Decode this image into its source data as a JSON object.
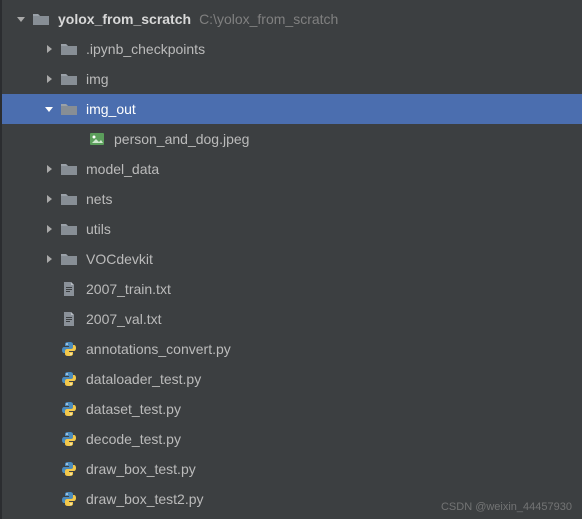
{
  "root": {
    "name": "yolox_from_scratch",
    "path": "C:\\yolox_from_scratch"
  },
  "items": [
    {
      "indent": 0,
      "expand": "open",
      "icon": "folder",
      "name_path": "root.name",
      "extra_path": "root.path",
      "root": true
    },
    {
      "indent": 1,
      "expand": "closed",
      "icon": "folder",
      "label": ".ipynb_checkpoints"
    },
    {
      "indent": 1,
      "expand": "closed",
      "icon": "folder",
      "label": "img"
    },
    {
      "indent": 1,
      "expand": "open",
      "icon": "folder",
      "label": "img_out",
      "selected": true
    },
    {
      "indent": 2,
      "expand": "none",
      "icon": "image",
      "label": "person_and_dog.jpeg"
    },
    {
      "indent": 1,
      "expand": "closed",
      "icon": "folder",
      "label": "model_data"
    },
    {
      "indent": 1,
      "expand": "closed",
      "icon": "folder",
      "label": "nets"
    },
    {
      "indent": 1,
      "expand": "closed",
      "icon": "folder",
      "label": "utils"
    },
    {
      "indent": 1,
      "expand": "closed",
      "icon": "folder",
      "label": "VOCdevkit"
    },
    {
      "indent": 1,
      "expand": "none",
      "icon": "text",
      "label": "2007_train.txt"
    },
    {
      "indent": 1,
      "expand": "none",
      "icon": "text",
      "label": "2007_val.txt"
    },
    {
      "indent": 1,
      "expand": "none",
      "icon": "python",
      "label": "annotations_convert.py"
    },
    {
      "indent": 1,
      "expand": "none",
      "icon": "python",
      "label": "dataloader_test.py"
    },
    {
      "indent": 1,
      "expand": "none",
      "icon": "python",
      "label": "dataset_test.py"
    },
    {
      "indent": 1,
      "expand": "none",
      "icon": "python",
      "label": "decode_test.py"
    },
    {
      "indent": 1,
      "expand": "none",
      "icon": "python",
      "label": "draw_box_test.py"
    },
    {
      "indent": 1,
      "expand": "none",
      "icon": "python",
      "label": "draw_box_test2.py"
    }
  ],
  "watermark": "CSDN @weixin_44457930",
  "icons": {
    "chevron_open_name": "chevron-down-icon",
    "chevron_closed_name": "chevron-right-icon"
  }
}
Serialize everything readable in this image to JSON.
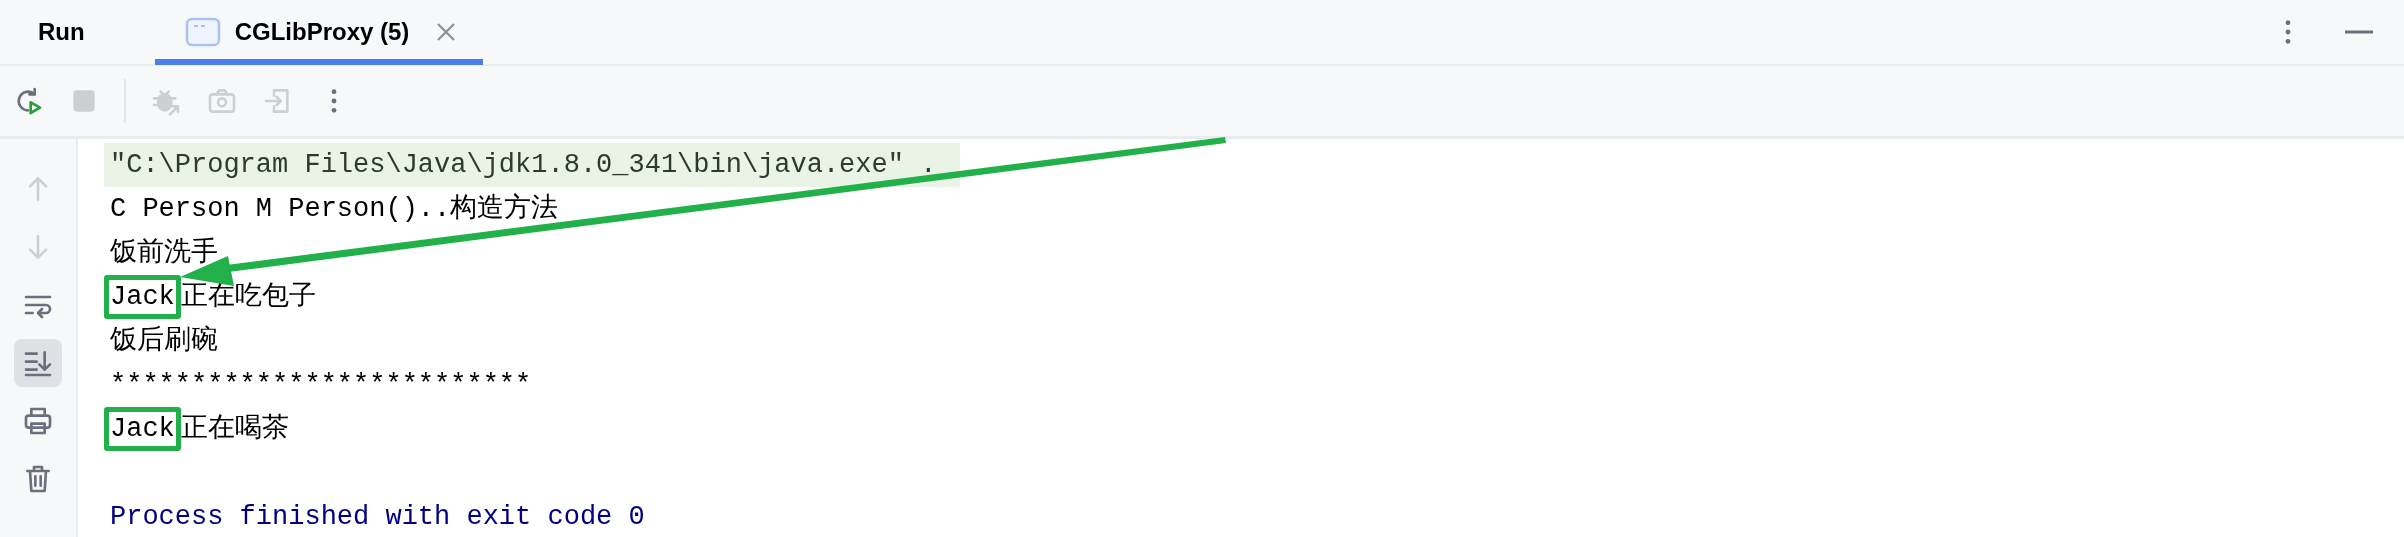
{
  "panel": {
    "title": "Run"
  },
  "tabs": [
    {
      "label": "CGLibProxy (5)",
      "selected": true,
      "closable": true
    }
  ],
  "toolbar": [
    {
      "kind": "rerun",
      "disabled": false
    },
    {
      "kind": "stop",
      "disabled": true
    },
    {
      "kind": "divider",
      "disabled": false
    },
    {
      "kind": "debug",
      "disabled": true
    },
    {
      "kind": "camera",
      "disabled": true
    },
    {
      "kind": "exit",
      "disabled": true
    },
    {
      "kind": "more",
      "disabled": false
    }
  ],
  "side_tools": [
    {
      "kind": "up",
      "disabled": true,
      "selected": false
    },
    {
      "kind": "down",
      "disabled": true,
      "selected": false
    },
    {
      "kind": "wrap",
      "disabled": false,
      "selected": false
    },
    {
      "kind": "scroll-end",
      "disabled": false,
      "selected": true
    },
    {
      "kind": "print",
      "disabled": false,
      "selected": false
    },
    {
      "kind": "trash",
      "disabled": false,
      "selected": false
    }
  ],
  "console": [
    {
      "kind": "command",
      "segments": [
        {
          "text": "\"C:\\Program Files\\Java\\jdk1.8.0_341\\bin\\java.exe\" .",
          "boxed": false
        }
      ]
    },
    {
      "kind": "output",
      "segments": [
        {
          "text": "C Person M Person()..构造方法",
          "boxed": false
        }
      ]
    },
    {
      "kind": "output",
      "segments": [
        {
          "text": "饭前洗手",
          "boxed": false
        }
      ]
    },
    {
      "kind": "output",
      "segments": [
        {
          "text": "Jack",
          "boxed": true
        },
        {
          "text": "正在吃包子",
          "boxed": false
        }
      ]
    },
    {
      "kind": "output",
      "segments": [
        {
          "text": "饭后刷碗",
          "boxed": false
        }
      ]
    },
    {
      "kind": "output",
      "segments": [
        {
          "text": "**************************",
          "boxed": false
        }
      ]
    },
    {
      "kind": "output",
      "segments": [
        {
          "text": "Jack",
          "boxed": true
        },
        {
          "text": "正在喝茶",
          "boxed": false
        }
      ]
    },
    {
      "kind": "exit",
      "segments": [
        {
          "text": "Process finished with exit code 0",
          "boxed": false
        }
      ]
    }
  ]
}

Your objective
Gather every line from the listing above in which the word "chevron" appears.

Complete answer
    "chevron_open_name": "chevron-down-icon",
    "chevron_closed_name": "chevron-right-icon"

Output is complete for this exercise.